● Given problem
Word for word, copy all the data and drop the pictures.

● Dataset
+++

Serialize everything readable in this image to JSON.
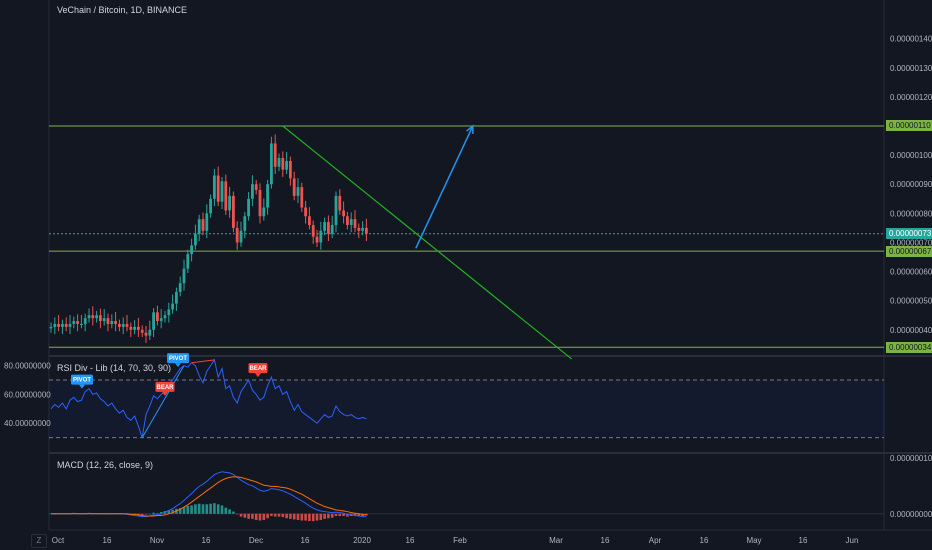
{
  "header": {
    "symbol_title": "VeChain / Bitcoin, 1D, BINANCE"
  },
  "colors": {
    "background": "#131722",
    "up_candle": "#26a69a",
    "down_candle": "#ef5350",
    "trendline": "#21b321",
    "horizontal_level": "#7cb342",
    "arrow": "#2196f3",
    "rsi_line": "#2962ff",
    "macd_line": "#2962ff",
    "signal_line": "#ff6d00",
    "pivot_tag": "#2196f3",
    "bear_tag": "#f44336"
  },
  "price_axis": {
    "ticks": [
      "0.00000140",
      "0.00000130",
      "0.00000120",
      "0.00000100",
      "0.00000090",
      "0.00000080",
      "0.00000070",
      "0.00000060",
      "0.00000050",
      "0.00000040",
      "0.00000030"
    ],
    "tags": [
      {
        "label": "0.00000110",
        "value": 1.1,
        "color": "#7cb342",
        "text_color": "#131722"
      },
      {
        "label": "0.00000073",
        "value": 0.73,
        "color": "#26a69a",
        "text_color": "#ffffff"
      },
      {
        "label": "0.00000067",
        "value": 0.67,
        "color": "#7cb342",
        "text_color": "#131722"
      },
      {
        "label": "0.00000034",
        "value": 0.34,
        "color": "#7cb342",
        "text_color": "#131722"
      }
    ]
  },
  "time_axis": {
    "labels": [
      "Oct",
      "16",
      "Nov",
      "16",
      "Dec",
      "16",
      "2020",
      "16",
      "Feb",
      "Mar",
      "16",
      "Apr",
      "16",
      "May",
      "16",
      "Jun"
    ]
  },
  "rsi_pane": {
    "title": "RSI Div - Lib (14, 70, 30, 90)",
    "ticks": [
      "80.00000000",
      "60.00000000",
      "40.00000000"
    ],
    "tags": [
      {
        "label": "PIVOT",
        "type": "pivot",
        "x": 82,
        "value": 64
      },
      {
        "label": "BEAR",
        "type": "bear",
        "x": 165,
        "value": 59
      },
      {
        "label": "PIVOT",
        "type": "pivot",
        "x": 178,
        "value": 79
      },
      {
        "label": "BEAR",
        "type": "bear",
        "x": 258,
        "value": 72
      }
    ]
  },
  "macd_pane": {
    "title": "MACD (12, 26, close, 9)",
    "ticks": [
      "0.00000010",
      "0.00000000"
    ]
  },
  "corner_label": "Z",
  "chart_data": [
    {
      "type": "candlestick",
      "title": "VeChain / Bitcoin, 1D, BINANCE",
      "ylim": [
        0.31,
        1.44
      ],
      "y_unit": "0.000001 BTC",
      "closes": [
        0.41,
        0.42,
        0.41,
        0.42,
        0.41,
        0.42,
        0.43,
        0.42,
        0.42,
        0.44,
        0.45,
        0.44,
        0.45,
        0.43,
        0.44,
        0.42,
        0.43,
        0.42,
        0.41,
        0.42,
        0.41,
        0.4,
        0.41,
        0.4,
        0.39,
        0.38,
        0.4,
        0.46,
        0.43,
        0.44,
        0.45,
        0.47,
        0.49,
        0.53,
        0.56,
        0.61,
        0.66,
        0.69,
        0.73,
        0.78,
        0.74,
        0.8,
        0.85,
        0.93,
        0.84,
        0.91,
        0.81,
        0.86,
        0.75,
        0.7,
        0.74,
        0.79,
        0.85,
        0.9,
        0.88,
        0.79,
        0.82,
        0.9,
        1.04,
        0.96,
        0.99,
        0.95,
        0.98,
        0.92,
        0.86,
        0.89,
        0.82,
        0.79,
        0.76,
        0.72,
        0.7,
        0.74,
        0.77,
        0.73,
        0.76,
        0.86,
        0.81,
        0.79,
        0.76,
        0.78,
        0.75,
        0.74,
        0.75,
        0.73
      ],
      "horizontal_levels": [
        1.1,
        0.73,
        0.67,
        0.34
      ],
      "trendline": {
        "from": {
          "x_index": 61,
          "y": 1.1
        },
        "to": {
          "x_index": 137,
          "y": 0.3
        }
      },
      "projection_arrow": {
        "from": {
          "x_index": 96,
          "y": 0.68
        },
        "to": {
          "x_index": 111,
          "y": 1.1
        }
      }
    },
    {
      "type": "line",
      "title": "RSI Div - Lib (14, 70, 30, 90)",
      "ylim": [
        20,
        86
      ],
      "levels": [
        70,
        30
      ],
      "values": [
        50,
        53,
        51,
        54,
        50,
        56,
        58,
        55,
        56,
        62,
        64,
        60,
        61,
        57,
        55,
        52,
        54,
        50,
        47,
        49,
        44,
        42,
        45,
        38,
        30,
        46,
        52,
        59,
        57,
        60,
        62,
        67,
        70,
        74,
        78,
        80,
        79,
        82,
        80,
        73,
        68,
        76,
        80,
        84,
        72,
        78,
        64,
        66,
        58,
        54,
        62,
        66,
        70,
        63,
        60,
        56,
        58,
        66,
        72,
        64,
        66,
        60,
        62,
        55,
        49,
        53,
        48,
        46,
        44,
        42,
        40,
        43,
        46,
        44,
        45,
        52,
        48,
        46,
        45,
        46,
        44,
        43,
        44,
        43
      ]
    },
    {
      "type": "line",
      "title": "MACD (12, 26, close, 9)",
      "ylim": [
        -0.2,
        1.05
      ],
      "y_unit": "0.0000001 BTC",
      "macd": [
        0.0,
        0.0,
        0.0,
        0.0,
        0.0,
        0.0,
        0.01,
        0.0,
        0.0,
        0.0,
        0.01,
        0.0,
        0.0,
        0.0,
        0.0,
        0.0,
        0.0,
        0.0,
        0.0,
        0.0,
        -0.01,
        -0.02,
        -0.03,
        -0.04,
        -0.05,
        -0.05,
        -0.04,
        -0.02,
        -0.02,
        0.0,
        0.03,
        0.06,
        0.09,
        0.14,
        0.18,
        0.24,
        0.3,
        0.36,
        0.43,
        0.49,
        0.53,
        0.58,
        0.64,
        0.7,
        0.73,
        0.75,
        0.74,
        0.73,
        0.7,
        0.65,
        0.6,
        0.56,
        0.52,
        0.5,
        0.46,
        0.42,
        0.4,
        0.42,
        0.45,
        0.44,
        0.43,
        0.41,
        0.38,
        0.35,
        0.31,
        0.27,
        0.23,
        0.19,
        0.14,
        0.1,
        0.07,
        0.05,
        0.04,
        0.03,
        0.02,
        0.03,
        0.02,
        0.01,
        -0.01,
        -0.02,
        -0.03,
        -0.04,
        -0.05,
        -0.05
      ],
      "signal": [
        0.0,
        0.0,
        0.0,
        0.0,
        0.0,
        0.0,
        0.0,
        0.0,
        0.0,
        0.0,
        0.0,
        0.0,
        0.0,
        0.0,
        0.0,
        0.0,
        0.0,
        0.0,
        0.0,
        0.0,
        0.0,
        -0.01,
        -0.01,
        -0.02,
        -0.03,
        -0.04,
        -0.04,
        -0.04,
        -0.03,
        -0.03,
        -0.02,
        0.0,
        0.02,
        0.05,
        0.08,
        0.12,
        0.16,
        0.21,
        0.26,
        0.31,
        0.36,
        0.41,
        0.46,
        0.51,
        0.56,
        0.6,
        0.63,
        0.65,
        0.66,
        0.66,
        0.65,
        0.63,
        0.61,
        0.59,
        0.57,
        0.54,
        0.51,
        0.5,
        0.49,
        0.49,
        0.48,
        0.47,
        0.46,
        0.44,
        0.41,
        0.38,
        0.35,
        0.31,
        0.27,
        0.23,
        0.19,
        0.16,
        0.13,
        0.11,
        0.09,
        0.07,
        0.06,
        0.05,
        0.04,
        0.02,
        0.01,
        0.0,
        -0.01,
        -0.02
      ]
    }
  ]
}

+++

● Right answer
Serialize everything readable in this image to JSON.
{
  "header": {
    "symbol_title": "VeChain / Bitcoin, 1D, BINANCE"
  },
  "colors": {
    "background": "#131722",
    "up_candle": "#26a69a",
    "down_candle": "#ef5350",
    "trendline": "#21b321",
    "horizontal_level": "#7cb342",
    "arrow": "#2196f3",
    "rsi_line": "#2962ff",
    "macd_line": "#2962ff",
    "signal_line": "#ff6d00",
    "pivot_tag": "#2196f3",
    "bear_tag": "#f44336"
  },
  "price_axis": {
    "ticks": [
      "0.00000140",
      "0.00000130",
      "0.00000120",
      "0.00000100",
      "0.00000090",
      "0.00000080",
      "0.00000070",
      "0.00000060",
      "0.00000050",
      "0.00000040",
      "0.00000030"
    ],
    "tags": [
      {
        "label": "0.00000110",
        "value": 1.1,
        "color": "#7cb342",
        "text_color": "#131722"
      },
      {
        "label": "0.00000073",
        "value": 0.73,
        "color": "#26a69a",
        "text_color": "#ffffff"
      },
      {
        "label": "0.00000067",
        "value": 0.67,
        "color": "#7cb342",
        "text_color": "#131722"
      },
      {
        "label": "0.00000034",
        "value": 0.34,
        "color": "#7cb342",
        "text_color": "#131722"
      }
    ]
  },
  "time_axis": {
    "labels": [
      "Oct",
      "16",
      "Nov",
      "16",
      "Dec",
      "16",
      "2020",
      "16",
      "Feb",
      "Mar",
      "16",
      "Apr",
      "16",
      "May",
      "16",
      "Jun"
    ]
  },
  "rsi_pane": {
    "title": "RSI Div - Lib (14, 70, 30, 90)",
    "ticks": [
      "80.00000000",
      "60.00000000",
      "40.00000000"
    ],
    "tags": [
      {
        "label": "PIVOT",
        "type": "pivot",
        "x": 82,
        "value": 64
      },
      {
        "label": "BEAR",
        "type": "bear",
        "x": 165,
        "value": 59
      },
      {
        "label": "PIVOT",
        "type": "pivot",
        "x": 178,
        "value": 79
      },
      {
        "label": "BEAR",
        "type": "bear",
        "x": 258,
        "value": 72
      }
    ]
  },
  "macd_pane": {
    "title": "MACD (12, 26, close, 9)",
    "ticks": [
      "0.00000010",
      "0.00000000"
    ]
  },
  "corner_label": "Z",
  "chart_data": [
    {
      "type": "candlestick",
      "title": "VeChain / Bitcoin, 1D, BINANCE",
      "ylim": [
        0.31,
        1.44
      ],
      "y_unit": "0.000001 BTC",
      "closes": [
        0.41,
        0.42,
        0.41,
        0.42,
        0.41,
        0.42,
        0.43,
        0.42,
        0.42,
        0.44,
        0.45,
        0.44,
        0.45,
        0.43,
        0.44,
        0.42,
        0.43,
        0.42,
        0.41,
        0.42,
        0.41,
        0.4,
        0.41,
        0.4,
        0.39,
        0.38,
        0.4,
        0.46,
        0.43,
        0.44,
        0.45,
        0.47,
        0.49,
        0.53,
        0.56,
        0.61,
        0.66,
        0.69,
        0.73,
        0.78,
        0.74,
        0.8,
        0.85,
        0.93,
        0.84,
        0.91,
        0.81,
        0.86,
        0.75,
        0.7,
        0.74,
        0.79,
        0.85,
        0.9,
        0.88,
        0.79,
        0.82,
        0.9,
        1.04,
        0.96,
        0.99,
        0.95,
        0.98,
        0.92,
        0.86,
        0.89,
        0.82,
        0.79,
        0.76,
        0.72,
        0.7,
        0.74,
        0.77,
        0.73,
        0.76,
        0.86,
        0.81,
        0.79,
        0.76,
        0.78,
        0.75,
        0.74,
        0.75,
        0.73
      ],
      "horizontal_levels": [
        1.1,
        0.73,
        0.67,
        0.34
      ],
      "trendline": {
        "from": {
          "x_index": 61,
          "y": 1.1
        },
        "to": {
          "x_index": 137,
          "y": 0.3
        }
      },
      "projection_arrow": {
        "from": {
          "x_index": 96,
          "y": 0.68
        },
        "to": {
          "x_index": 111,
          "y": 1.1
        }
      }
    },
    {
      "type": "line",
      "title": "RSI Div - Lib (14, 70, 30, 90)",
      "ylim": [
        20,
        86
      ],
      "levels": [
        70,
        30
      ],
      "values": [
        50,
        53,
        51,
        54,
        50,
        56,
        58,
        55,
        56,
        62,
        64,
        60,
        61,
        57,
        55,
        52,
        54,
        50,
        47,
        49,
        44,
        42,
        45,
        38,
        30,
        46,
        52,
        59,
        57,
        60,
        62,
        67,
        70,
        74,
        78,
        80,
        79,
        82,
        80,
        73,
        68,
        76,
        80,
        84,
        72,
        78,
        64,
        66,
        58,
        54,
        62,
        66,
        70,
        63,
        60,
        56,
        58,
        66,
        72,
        64,
        66,
        60,
        62,
        55,
        49,
        53,
        48,
        46,
        44,
        42,
        40,
        43,
        46,
        44,
        45,
        52,
        48,
        46,
        45,
        46,
        44,
        43,
        44,
        43
      ]
    },
    {
      "type": "line",
      "title": "MACD (12, 26, close, 9)",
      "ylim": [
        -0.2,
        1.05
      ],
      "y_unit": "0.0000001 BTC",
      "macd": [
        0.0,
        0.0,
        0.0,
        0.0,
        0.0,
        0.0,
        0.01,
        0.0,
        0.0,
        0.0,
        0.01,
        0.0,
        0.0,
        0.0,
        0.0,
        0.0,
        0.0,
        0.0,
        0.0,
        0.0,
        -0.01,
        -0.02,
        -0.03,
        -0.04,
        -0.05,
        -0.05,
        -0.04,
        -0.02,
        -0.02,
        0.0,
        0.03,
        0.06,
        0.09,
        0.14,
        0.18,
        0.24,
        0.3,
        0.36,
        0.43,
        0.49,
        0.53,
        0.58,
        0.64,
        0.7,
        0.73,
        0.75,
        0.74,
        0.73,
        0.7,
        0.65,
        0.6,
        0.56,
        0.52,
        0.5,
        0.46,
        0.42,
        0.4,
        0.42,
        0.45,
        0.44,
        0.43,
        0.41,
        0.38,
        0.35,
        0.31,
        0.27,
        0.23,
        0.19,
        0.14,
        0.1,
        0.07,
        0.05,
        0.04,
        0.03,
        0.02,
        0.03,
        0.02,
        0.01,
        -0.01,
        -0.02,
        -0.03,
        -0.04,
        -0.05,
        -0.05
      ],
      "signal": [
        0.0,
        0.0,
        0.0,
        0.0,
        0.0,
        0.0,
        0.0,
        0.0,
        0.0,
        0.0,
        0.0,
        0.0,
        0.0,
        0.0,
        0.0,
        0.0,
        0.0,
        0.0,
        0.0,
        0.0,
        0.0,
        -0.01,
        -0.01,
        -0.02,
        -0.03,
        -0.04,
        -0.04,
        -0.04,
        -0.03,
        -0.03,
        -0.02,
        0.0,
        0.02,
        0.05,
        0.08,
        0.12,
        0.16,
        0.21,
        0.26,
        0.31,
        0.36,
        0.41,
        0.46,
        0.51,
        0.56,
        0.6,
        0.63,
        0.65,
        0.66,
        0.66,
        0.65,
        0.63,
        0.61,
        0.59,
        0.57,
        0.54,
        0.51,
        0.5,
        0.49,
        0.49,
        0.48,
        0.47,
        0.46,
        0.44,
        0.41,
        0.38,
        0.35,
        0.31,
        0.27,
        0.23,
        0.19,
        0.16,
        0.13,
        0.11,
        0.09,
        0.07,
        0.06,
        0.05,
        0.04,
        0.02,
        0.01,
        0.0,
        -0.01,
        -0.02
      ]
    }
  ]
}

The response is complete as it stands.